* **TEXTO PROPORCIONADO**:
:::::
Después de 39 años de que Morse inventara el telégrafo y un año antes del fonógrafo de Edison, el progreso de las comunicaciones fue enriquecido, en 1876, por Alexander Graham Bell, con un aparato dialogante llamado teléfono, palabra conocida en Estados Unidos, desde 1845, con el significado metafórico de un ``orador del futuro''. País sede de tales inventos, no debe sorprender que el del teléfono gozara de la rápida y perdurable preferencia de los estadunidenses, a tal extremo que a comienzos de esta década tenía en uso más de 50 por ciento de los 600 millones contabilizados en todo el mundo. Dato curioso es el observado por Alberto Barranco Chavarría en 1996: 80 por ciento de las llamadas telefónicas de México hacia el exterior se abonaban al destino final de los estados de California y Texas.
En sus saltos históricos, el teléfono pasaría del disco giratorio a la llamada automática y de la pulsación digital al celular de bolsillo, esa especie de juguete móvil de las antiguas y nuevas generaciones. Aunque inicialmente a muchos les pareciera un intruso, el teléfono no tardaría en ser considerado un aparato de absoluta necesidad, en unos países, y con carácter de servicio público en otros. Sin distinción del usuario mercantil y el particular, en unos; con escalas de prioridades, en otros. Según el investigador George Ras, el caso del Japón sería muy curioso: no sólo había clasificaciones vinculadas a la importancia de cada ciudad, sino a la naturaleza profesional del suscriptor, privilegiándose los de oficinas y negocios sobre los personales.
:::::
* **DATOS REGISTRADOS**:
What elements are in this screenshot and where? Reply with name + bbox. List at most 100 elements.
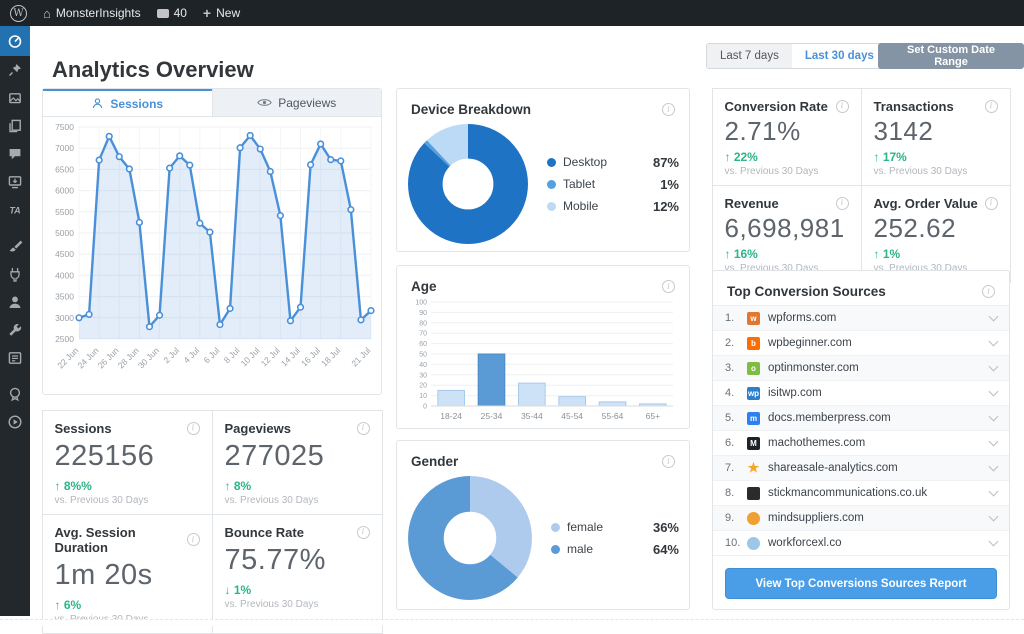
pages-icon (9, 119, 21, 133)
set-custom-date-range-button[interactable]: Set Custom Date Range (878, 43, 1024, 69)
source-row[interactable]: 8. stickmancommunications.co.uk (713, 481, 1009, 506)
info-icon[interactable] (662, 280, 675, 293)
sidebar-item-tools[interactable] (0, 316, 30, 344)
stat-compare-label: vs. Previous 30 Days (224, 598, 319, 610)
comment-icon (9, 149, 21, 160)
play-icon (8, 415, 22, 429)
sidebar-item-comments[interactable] (0, 140, 30, 168)
wordpress-logo-icon[interactable]: W (10, 4, 27, 22)
stat-change: ↑ 22% (724, 149, 758, 164)
info-icon[interactable] (662, 103, 675, 116)
comments-admin-link[interactable]: 40 (156, 6, 187, 20)
ta-icon: TA (9, 206, 20, 216)
info-icon[interactable] (982, 285, 995, 298)
svg-text:10 Jul: 10 Jul (239, 345, 262, 368)
traffic-stats-grid: Sessions225156↑ 8%%vs. Previous 30 DaysP… (41, 409, 383, 634)
legend-dot-icon (547, 201, 556, 211)
chevron-down-icon[interactable] (988, 386, 999, 396)
svg-text:30 Jun: 30 Jun (136, 345, 161, 370)
chevron-down-icon[interactable] (988, 536, 999, 546)
sidebar-item-settings[interactable] (0, 344, 30, 372)
sidebar-item-ta-plugin[interactable]: TA (0, 196, 30, 224)
svg-text:25-34: 25-34 (481, 411, 503, 421)
sidebar-item-posts[interactable] (0, 56, 30, 84)
sidebar-item-media[interactable] (0, 84, 30, 112)
stat-card-revenue: Revenue6,698,981 ↑ 16%vs. Previous 30 Day… (711, 184, 862, 283)
svg-text:12 Jul: 12 Jul (259, 345, 282, 368)
sidebar-item-seal[interactable] (0, 380, 30, 408)
svg-text:3000: 3000 (55, 313, 74, 323)
legend-label: female (567, 520, 604, 534)
last-7-days-button[interactable]: Last 7 days (707, 44, 792, 68)
stat-change: ↑ 6% (54, 597, 82, 612)
source-domain: workforcexl.co (768, 537, 842, 549)
home-icon: ⌂ (43, 5, 51, 21)
svg-text:28 Jun: 28 Jun (116, 345, 141, 370)
stat-change: ↑ 16% (724, 246, 758, 261)
info-icon[interactable] (984, 196, 998, 210)
svg-text:2500: 2500 (55, 334, 74, 344)
svg-text:100: 100 (415, 300, 427, 307)
info-icon[interactable] (186, 421, 200, 435)
svg-text:45-54: 45-54 (561, 411, 583, 421)
source-row[interactable]: 9. mindsuppliers.com (713, 506, 1009, 531)
chevron-down-icon[interactable] (988, 411, 999, 421)
chevron-down-icon[interactable] (988, 336, 999, 346)
stat-card-transactions: Transactions3142 ↑ 17%vs. Previous 30 Day… (860, 87, 1011, 186)
chevron-down-icon[interactable] (988, 511, 999, 521)
stat-label: Avg. Session Duration (54, 524, 136, 555)
tab-pageviews[interactable]: Pageviews (211, 89, 381, 116)
wrench-icon (9, 324, 22, 336)
last-30-days-button[interactable]: Last 30 days (791, 44, 887, 68)
stat-change: ↓ 1% (224, 582, 252, 597)
source-row[interactable]: 5. m docs.memberpress.com (713, 406, 1009, 431)
user-icon (9, 296, 21, 308)
svg-text:TA: TA (9, 206, 20, 216)
sidebar-item-downloads[interactable] (0, 168, 30, 196)
chevron-down-icon[interactable] (988, 311, 999, 321)
info-icon[interactable] (835, 99, 849, 113)
new-content-link[interactable]: + New (203, 5, 240, 21)
info-icon[interactable] (662, 455, 675, 468)
site-home-link[interactable]: ⌂ MonsterInsights (43, 6, 141, 21)
source-row[interactable]: 4. wp isitwp.com (713, 381, 1009, 406)
chevron-down-icon[interactable] (988, 461, 999, 471)
age-bar-chart: 0 10 20 30 40 50 60 70 80 90 100 18-24 25-34 35-44 45-… (397, 296, 689, 429)
info-icon[interactable] (356, 421, 370, 435)
chevron-down-icon[interactable] (988, 486, 999, 496)
sessions-chart-card: Sessions Pageviews 2500 3000 3500 4000 4500 5… (42, 88, 382, 395)
gender-donut-chart (407, 475, 533, 601)
view-top-conversions-report-button[interactable]: View Top Conversions Sources Report (725, 568, 997, 599)
svg-text:6000: 6000 (55, 186, 74, 196)
sidebar-item-plugins[interactable] (0, 260, 30, 288)
source-row[interactable]: 3. o optinmonster.com (713, 356, 1009, 381)
stat-value: 75.77% (224, 543, 326, 576)
source-rank: 9. (725, 512, 735, 524)
sidebar-item-users[interactable] (0, 288, 30, 316)
chevron-down-icon[interactable] (988, 436, 999, 446)
source-row[interactable]: 7. ★ shareasale-analytics.com (713, 456, 1009, 481)
sidebar-item-appearance[interactable] (0, 232, 30, 260)
info-icon[interactable] (984, 99, 998, 113)
legend-percent: 1% (660, 176, 679, 192)
sidebar-item-pages[interactable] (0, 112, 30, 140)
info-icon[interactable] (835, 196, 849, 210)
chevron-down-icon[interactable] (988, 361, 999, 371)
comment-count: 40 (173, 6, 187, 20)
source-row[interactable]: 10. workforcexl.co (713, 531, 1009, 556)
source-row[interactable]: 2. b wpbeginner.com (713, 331, 1009, 356)
svg-text:90: 90 (419, 310, 427, 317)
source-rank: 4. (725, 387, 735, 399)
info-icon[interactable] (356, 525, 370, 539)
sidebar-item-monsterinsights-dashboard[interactable] (0, 26, 30, 56)
svg-text:4500: 4500 (55, 249, 74, 259)
svg-text:55-64: 55-64 (602, 411, 624, 421)
sidebar-item-video[interactable] (0, 408, 30, 436)
info-icon[interactable] (186, 533, 200, 546)
tab-sessions[interactable]: Sessions (43, 89, 212, 116)
source-domain: optinmonster.com (768, 362, 859, 374)
source-row[interactable]: 1. w wpforms.com (713, 306, 1009, 331)
source-rank: 8. (725, 487, 735, 499)
legend-row: female 36% (551, 520, 679, 535)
:::::
* **LISTA DE TAREAS**:
1 > Resume de forma más breve el párrafo del texto sobre la historia del teléfono que empieza con "En sus saltos históricos", sin perder sus datos principales.
2 > Imprime sin cambios el fragmento del texto sobre la historia del teléfono que arranca en las palabras "En sus saltos" y termina después de "sobre los personales.".

* **CONJUNTO DE RESPUESTAS**:
1 > El teléfono evolucionó del disco giratorio a la llamada automática y de la pulsación digital al celular de bolsillo. Aunque al principio muchos lo vieron como un intruso, pronto se consideró un aparato de absoluta necesidad en unos países y un servicio público en otros. Algunos países no distinguían entre usuarios mercantiles y particulares, y otros fijaban escalas de prioridades. Según el investigador George Ras, en Japón las clasificaciones dependían de la importancia de cada ciudad y de la profesión del suscriptor, con preferencia para oficinas y negocios sobre los usuarios personales.

2 >
En sus saltos históricos, el teléfono pasaría del disco giratorio a la llamada automática y de la pulsación digital al celular de bolsillo, esa especie de juguete móvil de las antiguas y nuevas generaciones. Aunque inicialmente a muchos les pareciera un intruso, el teléfono no tardaría en ser considerado un aparato de absoluta necesidad, en unos países, y con carácter de servicio público en otros. Sin distinción del usuario mercantil y el particular, en unos; con escalas de prioridades, en otros. Según el investigador George Ras, el caso del Japón sería muy curioso: no sólo había clasificaciones vinculadas a la importancia de cada ciudad, sino a la naturaleza profesional del suscriptor, privilegiándose los de oficinas y negocios sobre los personales.